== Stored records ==
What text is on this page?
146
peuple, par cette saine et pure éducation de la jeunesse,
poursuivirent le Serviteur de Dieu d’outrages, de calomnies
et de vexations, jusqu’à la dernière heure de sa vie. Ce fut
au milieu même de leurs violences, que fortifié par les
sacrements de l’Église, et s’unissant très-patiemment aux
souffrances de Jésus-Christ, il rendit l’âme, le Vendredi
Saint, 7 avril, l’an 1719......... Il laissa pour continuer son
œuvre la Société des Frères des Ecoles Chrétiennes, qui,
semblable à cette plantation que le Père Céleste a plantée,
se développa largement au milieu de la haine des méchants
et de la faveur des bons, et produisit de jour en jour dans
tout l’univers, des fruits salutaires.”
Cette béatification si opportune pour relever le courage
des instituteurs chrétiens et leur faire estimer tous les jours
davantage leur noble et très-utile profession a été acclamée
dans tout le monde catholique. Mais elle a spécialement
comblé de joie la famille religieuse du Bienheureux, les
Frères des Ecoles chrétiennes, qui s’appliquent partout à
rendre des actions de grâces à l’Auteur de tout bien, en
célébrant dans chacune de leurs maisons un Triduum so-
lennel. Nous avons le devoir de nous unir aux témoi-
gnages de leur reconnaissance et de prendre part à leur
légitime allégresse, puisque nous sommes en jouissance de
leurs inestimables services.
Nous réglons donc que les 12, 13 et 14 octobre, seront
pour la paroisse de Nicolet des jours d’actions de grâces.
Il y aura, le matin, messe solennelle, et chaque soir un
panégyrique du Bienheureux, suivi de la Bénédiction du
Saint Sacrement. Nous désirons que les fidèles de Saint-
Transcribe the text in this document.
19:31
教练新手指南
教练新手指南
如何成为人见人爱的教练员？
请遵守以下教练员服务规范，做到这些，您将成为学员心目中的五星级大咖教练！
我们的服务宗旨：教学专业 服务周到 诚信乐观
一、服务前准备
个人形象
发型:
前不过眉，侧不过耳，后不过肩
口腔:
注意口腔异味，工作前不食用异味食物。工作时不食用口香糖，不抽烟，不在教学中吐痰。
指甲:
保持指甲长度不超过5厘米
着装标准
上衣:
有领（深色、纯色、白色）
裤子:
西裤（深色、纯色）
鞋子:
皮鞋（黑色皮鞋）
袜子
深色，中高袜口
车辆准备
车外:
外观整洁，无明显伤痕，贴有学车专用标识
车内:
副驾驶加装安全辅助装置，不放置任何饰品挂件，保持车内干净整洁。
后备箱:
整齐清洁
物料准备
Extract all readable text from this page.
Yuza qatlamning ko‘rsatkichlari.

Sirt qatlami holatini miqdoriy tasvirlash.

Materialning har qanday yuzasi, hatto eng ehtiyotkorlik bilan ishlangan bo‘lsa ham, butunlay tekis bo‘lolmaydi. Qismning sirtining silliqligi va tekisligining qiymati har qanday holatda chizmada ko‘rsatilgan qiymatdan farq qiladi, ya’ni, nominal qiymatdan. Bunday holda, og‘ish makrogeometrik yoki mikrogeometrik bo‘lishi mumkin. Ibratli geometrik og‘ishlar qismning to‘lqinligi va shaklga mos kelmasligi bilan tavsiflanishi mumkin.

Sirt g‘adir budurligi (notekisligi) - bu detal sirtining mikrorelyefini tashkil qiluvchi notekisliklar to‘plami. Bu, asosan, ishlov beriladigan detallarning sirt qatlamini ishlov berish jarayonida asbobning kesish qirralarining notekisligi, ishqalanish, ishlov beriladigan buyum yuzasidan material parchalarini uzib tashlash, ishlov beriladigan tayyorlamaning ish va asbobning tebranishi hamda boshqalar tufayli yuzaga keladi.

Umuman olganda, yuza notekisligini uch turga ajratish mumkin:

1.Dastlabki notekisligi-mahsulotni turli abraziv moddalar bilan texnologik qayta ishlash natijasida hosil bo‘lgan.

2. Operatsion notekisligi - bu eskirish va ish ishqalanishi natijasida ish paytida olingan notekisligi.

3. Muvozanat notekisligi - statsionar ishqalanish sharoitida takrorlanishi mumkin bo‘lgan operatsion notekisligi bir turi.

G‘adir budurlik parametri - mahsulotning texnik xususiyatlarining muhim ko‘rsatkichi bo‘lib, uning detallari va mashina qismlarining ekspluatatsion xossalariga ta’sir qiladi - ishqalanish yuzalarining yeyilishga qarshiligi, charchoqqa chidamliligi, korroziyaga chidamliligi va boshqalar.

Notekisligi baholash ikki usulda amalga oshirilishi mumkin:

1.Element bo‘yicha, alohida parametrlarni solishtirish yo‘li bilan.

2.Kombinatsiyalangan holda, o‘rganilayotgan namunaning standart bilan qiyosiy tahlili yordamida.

== Exercise objective ==
Find the line with "Extract all readable text from this page." in the listing above, then write out that line and each remaining line exactly, with no other text.

== Solution to this task ==
Extract all readable text from this page.
Yuza qatlamning ko‘rsatkichlari.

Sirt qatlami holatini miqdoriy tasvirlash.

Materialning har qanday yuzasi, hatto eng ehtiyotkorlik bilan ishlangan bo‘lsa ham, butunlay tekis bo‘lolmaydi. Qismning sirtining silliqligi va tekisligining qiymati har qanday holatda chizmada ko‘rsatilgan qiymatdan farq qiladi, ya’ni, nominal qiymatdan. Bunday holda, og‘ish makrogeometrik yoki mikrogeometrik bo‘lishi mumkin. Ibratli geometrik og‘ishlar qismning to‘lqinligi va shaklga mos kelmasligi bilan tavsiflanishi mumkin.

Sirt g‘adir budurligi (notekisligi) - bu detal sirtining mikrorelyefini tashkil qiluvchi notekisliklar to‘plami. Bu, asosan, ishlov beriladigan detallarning sirt qatlamini ishlov berish jarayonida asbobning kesish qirralarining notekisligi, ishqalanish, ishlov beriladigan buyum yuzasidan material parchalarini uzib tashlash, ishlov beriladigan tayyorlamaning ish va asbobning tebranishi hamda boshqalar tufayli yuzaga keladi.

Umuman olganda, yuza notekisligini uch turga ajratish mumkin:

1.Dastlabki notekisligi-mahsulotni turli abraziv moddalar bilan texnologik qayta ishlash natijasida hosil bo‘lgan.

2. Operatsion notekisligi - bu eskirish va ish ishqalanishi natijasida ish paytida olingan notekisligi.

3. Muvozanat notekisligi - statsionar ishqalanish sharoitida takrorlanishi mumkin bo‘lgan operatsion notekisligi bir turi.

G‘adir budurlik parametri - mahsulotning texnik xususiyatlarining muhim ko‘rsatkichi bo‘lib, uning detallari va mashina qismlarining ekspluatatsion xossalariga ta’sir qiladi - ishqalanish yuzalarining yeyilishga qarshiligi, charchoqqa chidamliligi, korroziyaga chidamliligi va boshqalar.

Notekisligi baholash ikki usulda amalga oshirilishi mumkin:

1.Element bo‘yicha, alohida parametrlarni solishtirish yo‘li bilan.

2.Kombinatsiyalangan holda, o‘rganilayotgan namunaning standart bilan qiyosiy tahlili yordamida.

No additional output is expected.